**DIRECTIONS FOR THIS TASK**
Find the lines that contain the word "Crawler" and copy each one.
::: RECORDS FOR THIS EXERCISE
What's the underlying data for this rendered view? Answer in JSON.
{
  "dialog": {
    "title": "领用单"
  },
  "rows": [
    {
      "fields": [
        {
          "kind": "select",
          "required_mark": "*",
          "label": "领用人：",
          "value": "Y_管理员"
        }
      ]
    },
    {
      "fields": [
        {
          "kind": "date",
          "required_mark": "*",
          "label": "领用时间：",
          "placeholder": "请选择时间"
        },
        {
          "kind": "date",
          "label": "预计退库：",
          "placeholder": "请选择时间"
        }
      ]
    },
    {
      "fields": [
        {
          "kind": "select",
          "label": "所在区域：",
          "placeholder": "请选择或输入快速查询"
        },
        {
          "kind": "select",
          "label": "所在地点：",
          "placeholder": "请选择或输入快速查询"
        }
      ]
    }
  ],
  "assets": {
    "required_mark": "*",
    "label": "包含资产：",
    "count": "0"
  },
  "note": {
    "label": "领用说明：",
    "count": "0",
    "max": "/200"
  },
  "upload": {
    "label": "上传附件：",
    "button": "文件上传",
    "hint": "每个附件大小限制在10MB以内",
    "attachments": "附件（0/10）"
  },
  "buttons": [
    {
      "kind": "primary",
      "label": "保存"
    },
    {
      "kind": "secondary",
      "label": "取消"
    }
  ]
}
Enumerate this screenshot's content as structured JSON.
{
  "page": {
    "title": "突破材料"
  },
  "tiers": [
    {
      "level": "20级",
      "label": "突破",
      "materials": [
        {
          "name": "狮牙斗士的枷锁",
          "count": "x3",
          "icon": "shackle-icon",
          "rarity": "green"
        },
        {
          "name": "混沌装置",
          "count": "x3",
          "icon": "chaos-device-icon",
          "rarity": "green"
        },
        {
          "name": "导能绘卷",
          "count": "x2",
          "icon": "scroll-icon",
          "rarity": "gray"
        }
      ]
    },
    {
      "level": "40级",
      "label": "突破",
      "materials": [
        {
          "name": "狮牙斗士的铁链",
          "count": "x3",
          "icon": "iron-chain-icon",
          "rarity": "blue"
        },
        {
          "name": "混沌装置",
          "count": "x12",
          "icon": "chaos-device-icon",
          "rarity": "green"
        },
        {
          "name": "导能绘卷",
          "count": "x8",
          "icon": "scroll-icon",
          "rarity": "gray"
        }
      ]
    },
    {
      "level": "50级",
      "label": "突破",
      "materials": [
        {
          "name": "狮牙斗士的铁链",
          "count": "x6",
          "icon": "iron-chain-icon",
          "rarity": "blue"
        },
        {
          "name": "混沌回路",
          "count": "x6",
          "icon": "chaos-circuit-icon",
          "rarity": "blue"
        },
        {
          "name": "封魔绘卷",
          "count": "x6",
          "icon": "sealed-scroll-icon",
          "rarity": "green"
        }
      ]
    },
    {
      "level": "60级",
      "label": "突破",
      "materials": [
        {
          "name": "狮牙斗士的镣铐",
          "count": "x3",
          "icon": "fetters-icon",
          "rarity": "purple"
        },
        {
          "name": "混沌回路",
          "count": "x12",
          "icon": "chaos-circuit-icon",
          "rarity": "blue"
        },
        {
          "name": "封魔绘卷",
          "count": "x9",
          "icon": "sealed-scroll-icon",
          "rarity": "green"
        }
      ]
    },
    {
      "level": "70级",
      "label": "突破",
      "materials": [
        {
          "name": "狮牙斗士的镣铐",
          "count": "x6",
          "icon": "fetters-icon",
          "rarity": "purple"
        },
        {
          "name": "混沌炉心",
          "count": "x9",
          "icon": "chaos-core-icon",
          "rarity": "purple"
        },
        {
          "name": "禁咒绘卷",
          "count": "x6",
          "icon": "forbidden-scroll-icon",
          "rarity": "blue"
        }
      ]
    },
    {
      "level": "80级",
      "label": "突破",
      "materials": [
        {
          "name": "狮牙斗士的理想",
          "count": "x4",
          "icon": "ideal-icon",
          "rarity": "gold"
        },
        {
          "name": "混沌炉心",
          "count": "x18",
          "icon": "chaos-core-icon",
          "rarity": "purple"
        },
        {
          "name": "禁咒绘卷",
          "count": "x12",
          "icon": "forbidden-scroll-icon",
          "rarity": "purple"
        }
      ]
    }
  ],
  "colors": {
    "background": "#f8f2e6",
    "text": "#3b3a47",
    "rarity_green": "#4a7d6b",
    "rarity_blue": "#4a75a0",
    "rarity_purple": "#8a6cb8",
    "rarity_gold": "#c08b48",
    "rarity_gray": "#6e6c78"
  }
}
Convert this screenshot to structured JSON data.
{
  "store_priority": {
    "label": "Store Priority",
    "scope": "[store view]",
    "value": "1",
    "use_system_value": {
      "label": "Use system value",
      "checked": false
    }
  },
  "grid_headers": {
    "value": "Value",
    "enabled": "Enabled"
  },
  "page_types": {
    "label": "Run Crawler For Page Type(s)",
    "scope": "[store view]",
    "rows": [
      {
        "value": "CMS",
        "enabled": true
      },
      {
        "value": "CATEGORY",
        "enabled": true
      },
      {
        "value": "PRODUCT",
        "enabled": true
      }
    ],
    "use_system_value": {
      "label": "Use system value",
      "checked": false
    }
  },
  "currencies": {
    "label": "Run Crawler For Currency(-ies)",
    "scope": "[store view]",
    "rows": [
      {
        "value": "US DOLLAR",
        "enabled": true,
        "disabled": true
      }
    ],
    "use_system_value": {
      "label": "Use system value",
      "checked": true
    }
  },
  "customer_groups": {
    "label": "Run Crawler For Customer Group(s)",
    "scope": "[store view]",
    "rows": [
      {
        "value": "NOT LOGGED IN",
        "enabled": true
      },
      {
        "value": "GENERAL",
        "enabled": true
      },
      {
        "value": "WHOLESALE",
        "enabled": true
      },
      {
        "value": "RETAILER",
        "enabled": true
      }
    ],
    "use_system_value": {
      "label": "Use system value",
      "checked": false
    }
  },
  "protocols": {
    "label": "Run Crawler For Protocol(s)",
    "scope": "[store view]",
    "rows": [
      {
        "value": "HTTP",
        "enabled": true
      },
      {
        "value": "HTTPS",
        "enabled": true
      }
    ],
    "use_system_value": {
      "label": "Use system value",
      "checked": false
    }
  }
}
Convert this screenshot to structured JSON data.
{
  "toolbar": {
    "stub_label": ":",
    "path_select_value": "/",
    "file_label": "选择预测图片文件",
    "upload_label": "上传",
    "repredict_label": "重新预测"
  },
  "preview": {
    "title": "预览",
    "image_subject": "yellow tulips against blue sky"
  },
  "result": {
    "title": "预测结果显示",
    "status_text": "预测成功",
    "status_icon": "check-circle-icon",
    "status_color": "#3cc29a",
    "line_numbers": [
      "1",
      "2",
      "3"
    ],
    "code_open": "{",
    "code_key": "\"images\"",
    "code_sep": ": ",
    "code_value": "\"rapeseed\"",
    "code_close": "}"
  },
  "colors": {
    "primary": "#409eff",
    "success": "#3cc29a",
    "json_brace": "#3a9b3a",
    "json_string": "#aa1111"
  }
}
::::::
**SOLUTION FOR THIS TASK**
    "label": "Run Crawler For Page Type(s)",
    "label": "Run Crawler For Currency(-ies)",
    "label": "Run Crawler For Customer Group(s)",
    "label": "Run Crawler For Protocol(s)",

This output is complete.